▶ WHAT THE EXERCISE ASKS
Pick every line with "amazing" from the material below.

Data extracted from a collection
# # #

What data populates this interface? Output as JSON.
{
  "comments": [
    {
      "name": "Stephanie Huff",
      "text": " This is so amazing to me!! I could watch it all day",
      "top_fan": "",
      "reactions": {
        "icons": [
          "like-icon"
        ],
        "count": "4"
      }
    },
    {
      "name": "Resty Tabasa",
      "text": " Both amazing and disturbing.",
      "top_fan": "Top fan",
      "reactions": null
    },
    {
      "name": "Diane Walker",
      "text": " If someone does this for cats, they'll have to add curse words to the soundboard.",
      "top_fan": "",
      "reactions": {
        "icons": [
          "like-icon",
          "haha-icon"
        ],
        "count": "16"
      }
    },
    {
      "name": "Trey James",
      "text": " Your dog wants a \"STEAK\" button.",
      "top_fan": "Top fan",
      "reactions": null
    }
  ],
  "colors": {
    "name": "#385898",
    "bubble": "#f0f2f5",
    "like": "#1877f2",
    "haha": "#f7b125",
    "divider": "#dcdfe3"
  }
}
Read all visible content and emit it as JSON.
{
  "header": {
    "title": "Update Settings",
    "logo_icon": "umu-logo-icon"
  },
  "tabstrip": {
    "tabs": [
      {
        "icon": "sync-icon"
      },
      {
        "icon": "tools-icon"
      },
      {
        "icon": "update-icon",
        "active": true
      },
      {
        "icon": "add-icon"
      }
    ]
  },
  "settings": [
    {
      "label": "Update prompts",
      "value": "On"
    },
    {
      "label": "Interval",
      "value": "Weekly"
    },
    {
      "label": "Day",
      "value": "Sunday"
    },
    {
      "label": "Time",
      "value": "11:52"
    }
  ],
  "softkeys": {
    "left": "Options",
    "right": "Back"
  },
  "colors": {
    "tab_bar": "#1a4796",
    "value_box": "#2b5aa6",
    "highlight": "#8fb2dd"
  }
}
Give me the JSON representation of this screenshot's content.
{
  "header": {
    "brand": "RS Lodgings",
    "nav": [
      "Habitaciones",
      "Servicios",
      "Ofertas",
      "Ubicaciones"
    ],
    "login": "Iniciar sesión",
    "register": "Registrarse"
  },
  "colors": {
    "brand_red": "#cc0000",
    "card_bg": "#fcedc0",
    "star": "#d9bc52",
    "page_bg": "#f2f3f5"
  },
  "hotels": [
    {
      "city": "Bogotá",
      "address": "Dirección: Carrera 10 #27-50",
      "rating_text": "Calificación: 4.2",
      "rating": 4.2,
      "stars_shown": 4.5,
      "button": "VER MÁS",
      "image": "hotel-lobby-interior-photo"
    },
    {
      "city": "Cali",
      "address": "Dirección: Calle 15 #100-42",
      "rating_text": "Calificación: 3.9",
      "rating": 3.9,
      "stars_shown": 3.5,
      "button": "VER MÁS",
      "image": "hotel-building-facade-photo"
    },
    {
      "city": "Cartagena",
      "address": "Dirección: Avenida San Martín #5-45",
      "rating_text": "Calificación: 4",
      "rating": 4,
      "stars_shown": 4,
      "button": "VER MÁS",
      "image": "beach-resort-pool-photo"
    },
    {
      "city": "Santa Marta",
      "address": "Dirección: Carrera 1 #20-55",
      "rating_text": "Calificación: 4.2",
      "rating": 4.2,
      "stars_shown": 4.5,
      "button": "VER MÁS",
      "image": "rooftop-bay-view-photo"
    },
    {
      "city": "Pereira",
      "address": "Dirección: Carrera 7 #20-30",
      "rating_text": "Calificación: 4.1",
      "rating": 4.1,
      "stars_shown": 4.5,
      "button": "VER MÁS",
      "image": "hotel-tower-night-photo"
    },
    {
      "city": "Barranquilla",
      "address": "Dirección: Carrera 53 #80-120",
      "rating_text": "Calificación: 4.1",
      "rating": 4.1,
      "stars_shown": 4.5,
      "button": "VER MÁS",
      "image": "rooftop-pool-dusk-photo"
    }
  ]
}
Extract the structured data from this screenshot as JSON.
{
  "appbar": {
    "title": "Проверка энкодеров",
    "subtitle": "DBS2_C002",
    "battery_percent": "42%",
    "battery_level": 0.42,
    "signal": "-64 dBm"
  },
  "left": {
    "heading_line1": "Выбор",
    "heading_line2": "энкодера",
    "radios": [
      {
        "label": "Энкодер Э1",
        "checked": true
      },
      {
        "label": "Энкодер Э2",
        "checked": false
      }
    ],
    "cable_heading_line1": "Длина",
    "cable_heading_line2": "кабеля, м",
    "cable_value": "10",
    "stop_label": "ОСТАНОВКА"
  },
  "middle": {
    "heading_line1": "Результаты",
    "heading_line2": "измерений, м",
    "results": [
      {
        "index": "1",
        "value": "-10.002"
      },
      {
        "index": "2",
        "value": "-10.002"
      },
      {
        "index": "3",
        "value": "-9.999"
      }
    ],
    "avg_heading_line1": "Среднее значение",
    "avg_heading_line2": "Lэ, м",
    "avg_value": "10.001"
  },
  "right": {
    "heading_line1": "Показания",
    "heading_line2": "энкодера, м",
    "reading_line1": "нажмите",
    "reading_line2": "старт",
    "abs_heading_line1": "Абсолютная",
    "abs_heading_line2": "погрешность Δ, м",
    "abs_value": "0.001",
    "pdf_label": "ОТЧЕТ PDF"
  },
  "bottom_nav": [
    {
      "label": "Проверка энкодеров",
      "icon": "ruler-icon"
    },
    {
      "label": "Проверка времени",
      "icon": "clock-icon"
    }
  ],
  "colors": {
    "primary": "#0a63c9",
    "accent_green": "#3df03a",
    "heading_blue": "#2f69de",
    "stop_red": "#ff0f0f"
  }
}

# # #

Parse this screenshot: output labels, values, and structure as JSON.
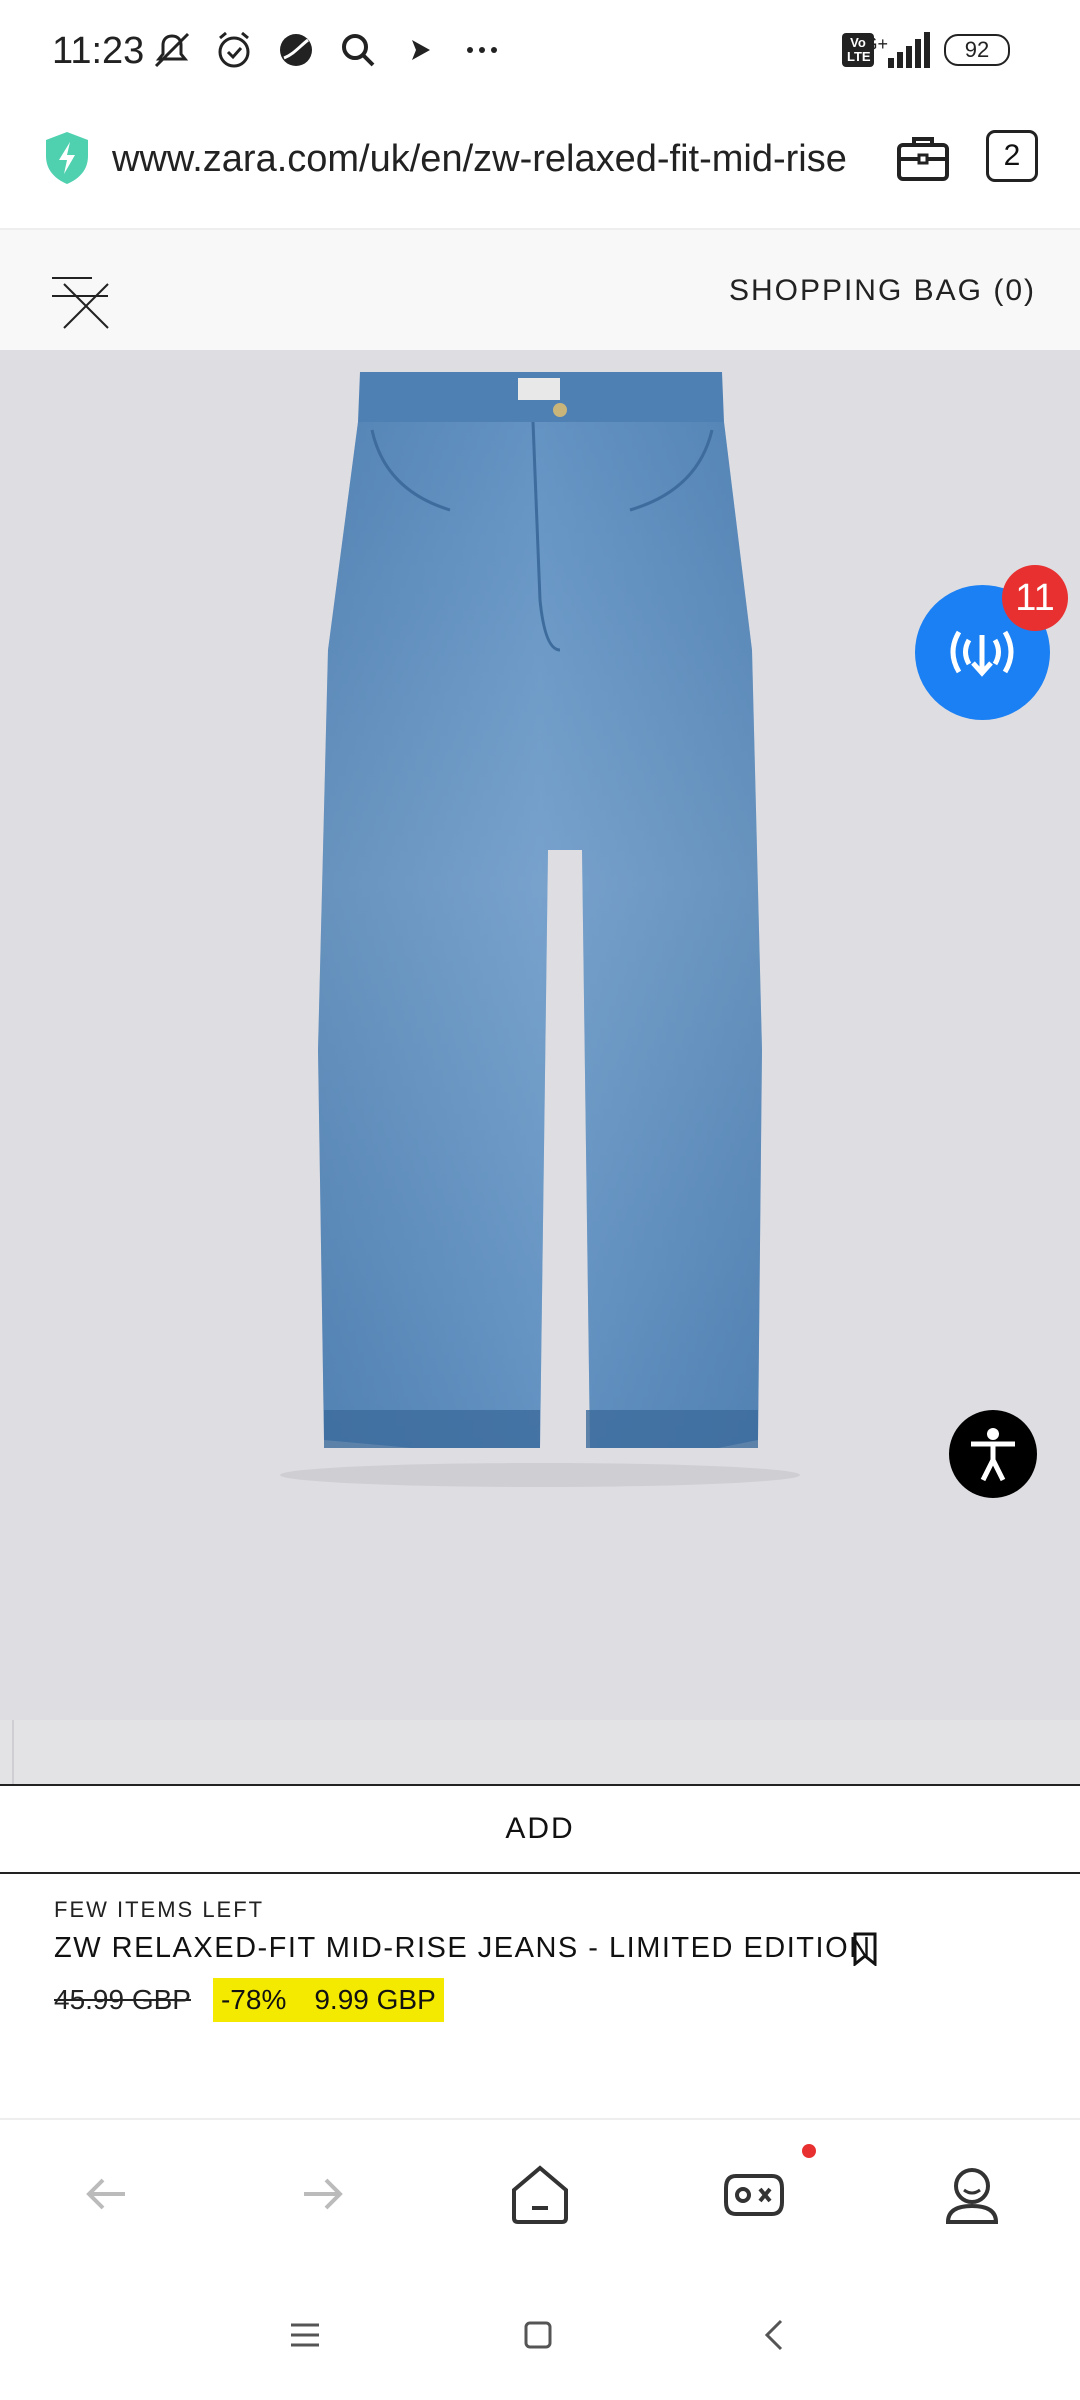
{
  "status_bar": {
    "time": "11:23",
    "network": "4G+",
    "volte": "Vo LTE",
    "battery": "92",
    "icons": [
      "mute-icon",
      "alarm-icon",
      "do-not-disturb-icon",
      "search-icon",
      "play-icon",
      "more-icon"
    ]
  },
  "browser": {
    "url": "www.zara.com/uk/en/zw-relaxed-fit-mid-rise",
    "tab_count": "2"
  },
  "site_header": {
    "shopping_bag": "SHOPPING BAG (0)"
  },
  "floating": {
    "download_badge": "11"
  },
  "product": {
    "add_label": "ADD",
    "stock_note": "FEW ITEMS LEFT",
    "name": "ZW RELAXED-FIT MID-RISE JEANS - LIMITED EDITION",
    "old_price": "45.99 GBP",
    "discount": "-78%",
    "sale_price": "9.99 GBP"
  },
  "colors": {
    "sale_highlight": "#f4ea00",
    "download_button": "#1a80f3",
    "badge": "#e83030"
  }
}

# # #

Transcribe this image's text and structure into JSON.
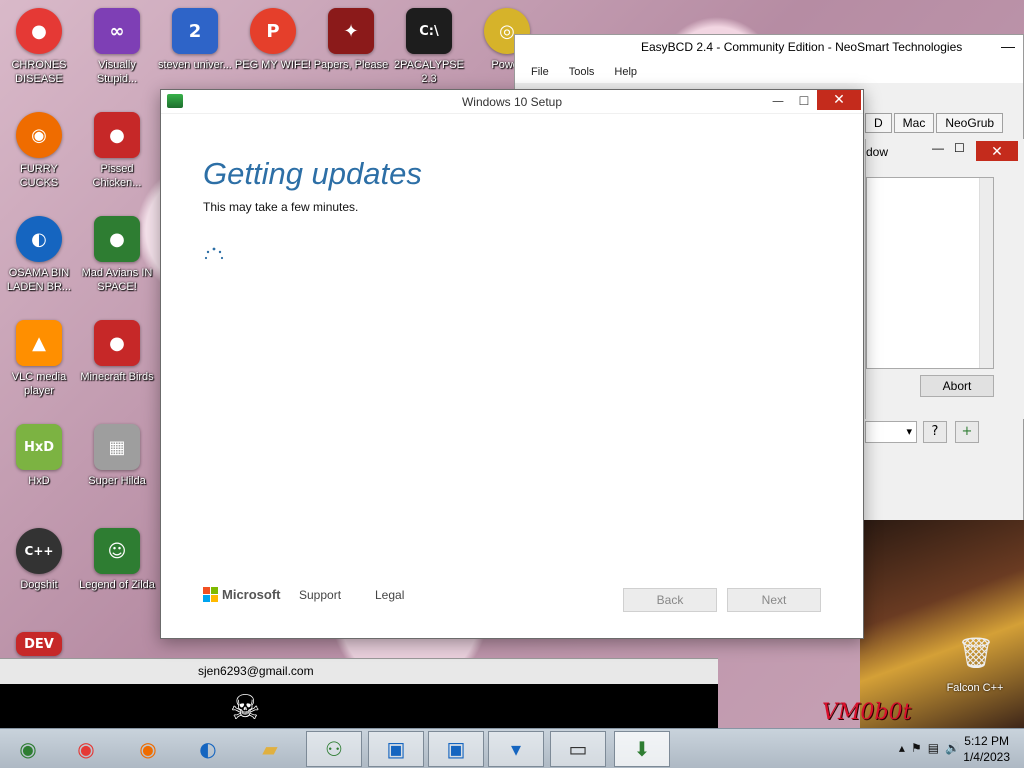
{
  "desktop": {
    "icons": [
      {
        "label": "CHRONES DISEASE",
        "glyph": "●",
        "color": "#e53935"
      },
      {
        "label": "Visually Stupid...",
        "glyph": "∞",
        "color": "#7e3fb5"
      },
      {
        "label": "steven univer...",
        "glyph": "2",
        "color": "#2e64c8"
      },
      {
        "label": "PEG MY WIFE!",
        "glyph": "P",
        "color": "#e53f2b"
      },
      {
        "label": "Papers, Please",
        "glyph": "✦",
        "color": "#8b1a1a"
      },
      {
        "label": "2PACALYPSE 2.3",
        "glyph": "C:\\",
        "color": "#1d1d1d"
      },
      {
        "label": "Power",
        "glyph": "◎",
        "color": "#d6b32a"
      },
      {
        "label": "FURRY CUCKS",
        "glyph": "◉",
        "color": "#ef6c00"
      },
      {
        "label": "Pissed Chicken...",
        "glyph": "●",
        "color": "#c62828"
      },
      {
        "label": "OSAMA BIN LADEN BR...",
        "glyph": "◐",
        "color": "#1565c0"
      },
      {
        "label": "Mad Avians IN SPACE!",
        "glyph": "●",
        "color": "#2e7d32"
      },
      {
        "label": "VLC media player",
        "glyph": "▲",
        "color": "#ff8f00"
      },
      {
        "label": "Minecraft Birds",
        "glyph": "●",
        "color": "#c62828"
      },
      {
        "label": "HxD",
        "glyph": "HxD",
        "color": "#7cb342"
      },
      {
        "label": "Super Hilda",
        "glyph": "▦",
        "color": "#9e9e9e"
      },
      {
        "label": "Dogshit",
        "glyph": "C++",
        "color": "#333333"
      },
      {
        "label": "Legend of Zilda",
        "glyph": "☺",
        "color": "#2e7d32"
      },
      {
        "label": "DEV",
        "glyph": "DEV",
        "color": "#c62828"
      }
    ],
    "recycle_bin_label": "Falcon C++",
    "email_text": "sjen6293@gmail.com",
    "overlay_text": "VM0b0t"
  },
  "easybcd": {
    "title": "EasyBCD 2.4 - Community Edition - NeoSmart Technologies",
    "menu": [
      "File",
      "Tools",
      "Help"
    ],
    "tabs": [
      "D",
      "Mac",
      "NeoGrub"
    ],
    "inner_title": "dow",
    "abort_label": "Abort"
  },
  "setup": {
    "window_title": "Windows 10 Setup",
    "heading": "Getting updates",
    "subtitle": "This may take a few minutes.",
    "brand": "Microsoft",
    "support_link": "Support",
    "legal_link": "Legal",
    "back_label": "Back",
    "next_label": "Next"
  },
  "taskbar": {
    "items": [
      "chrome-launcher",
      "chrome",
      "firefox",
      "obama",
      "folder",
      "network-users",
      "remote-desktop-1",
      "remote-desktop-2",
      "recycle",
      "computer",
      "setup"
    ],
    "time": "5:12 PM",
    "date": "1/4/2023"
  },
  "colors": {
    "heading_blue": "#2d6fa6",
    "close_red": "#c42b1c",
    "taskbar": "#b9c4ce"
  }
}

# # #

▶ ANSWER TO THIS PROBLEM
      "text": " This is so amazing to me!! I could watch it all day",
      "text": " Both amazing and disturbing.",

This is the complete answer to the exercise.